[Entries taken from a collection]
----

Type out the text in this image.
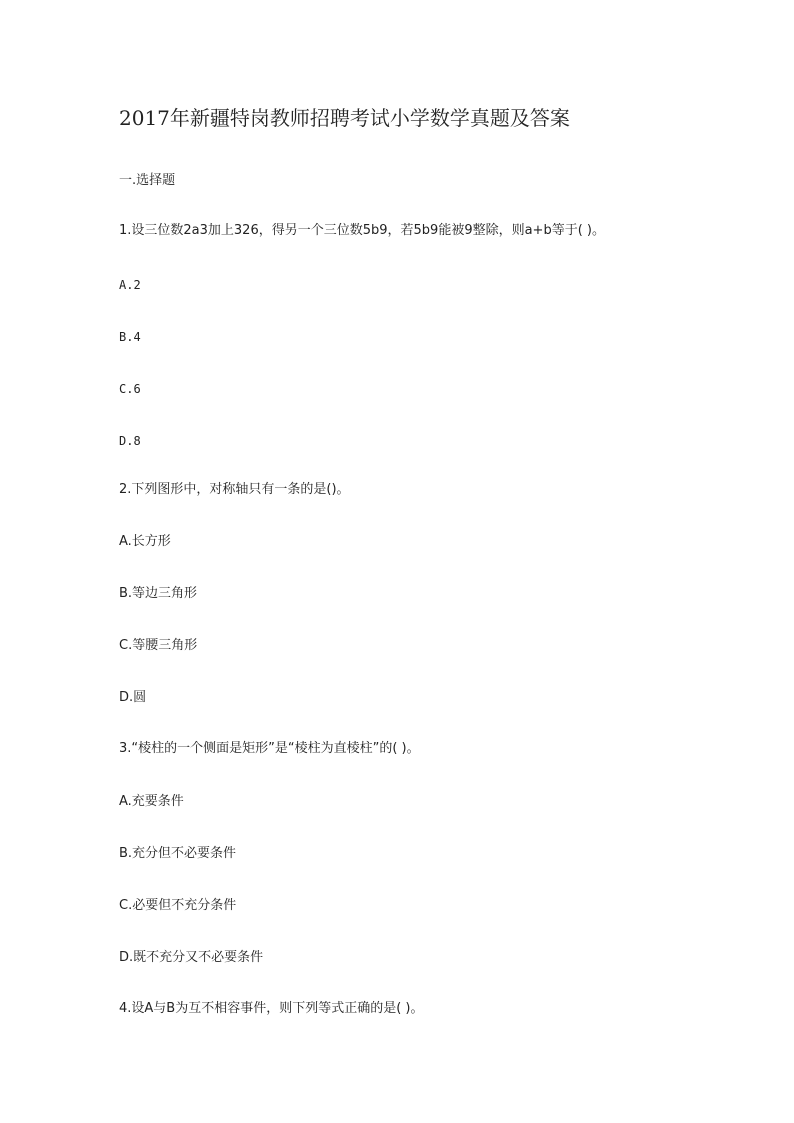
2017年新疆特岗教师招聘考试小学数学真题及答案
一.选择题
1.设三位数2a3加上326，得另一个三位数5b9，若5b9能被9整除，则a+b等于( )。
A.2
B.4
C.6
D.8
2.下列图形中，对称轴只有一条的是()。
A.长方形
B.等边三角形
C.等腰三角形
D.圆
3.“棱柱的一个侧面是矩形”是“棱柱为直棱柱”的( )。
A.充要条件
B.充分但不必要条件
C.必要但不充分条件
D.既不充分又不必要条件
4.设A与B为互不相容事件，则下列等式正确的是( )。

----

§ Set problem:
From the listing above, print every entry precisely and drop the pictures.

§ Solution for this problem:
Type out the text in this image.
2017年新疆特岗教师招聘考试小学数学真题及答案
一.选择题
1.设三位数2a3加上326，得另一个三位数5b9，若5b9能被9整除，则a+b等于( )。
A.2
B.4
C.6
D.8
2.下列图形中，对称轴只有一条的是()。
A.长方形
B.等边三角形
C.等腰三角形
D.圆
3.“棱柱的一个侧面是矩形”是“棱柱为直棱柱”的( )。
A.充要条件
B.充分但不必要条件
C.必要但不充分条件
D.既不充分又不必要条件
4.设A与B为互不相容事件，则下列等式正确的是( )。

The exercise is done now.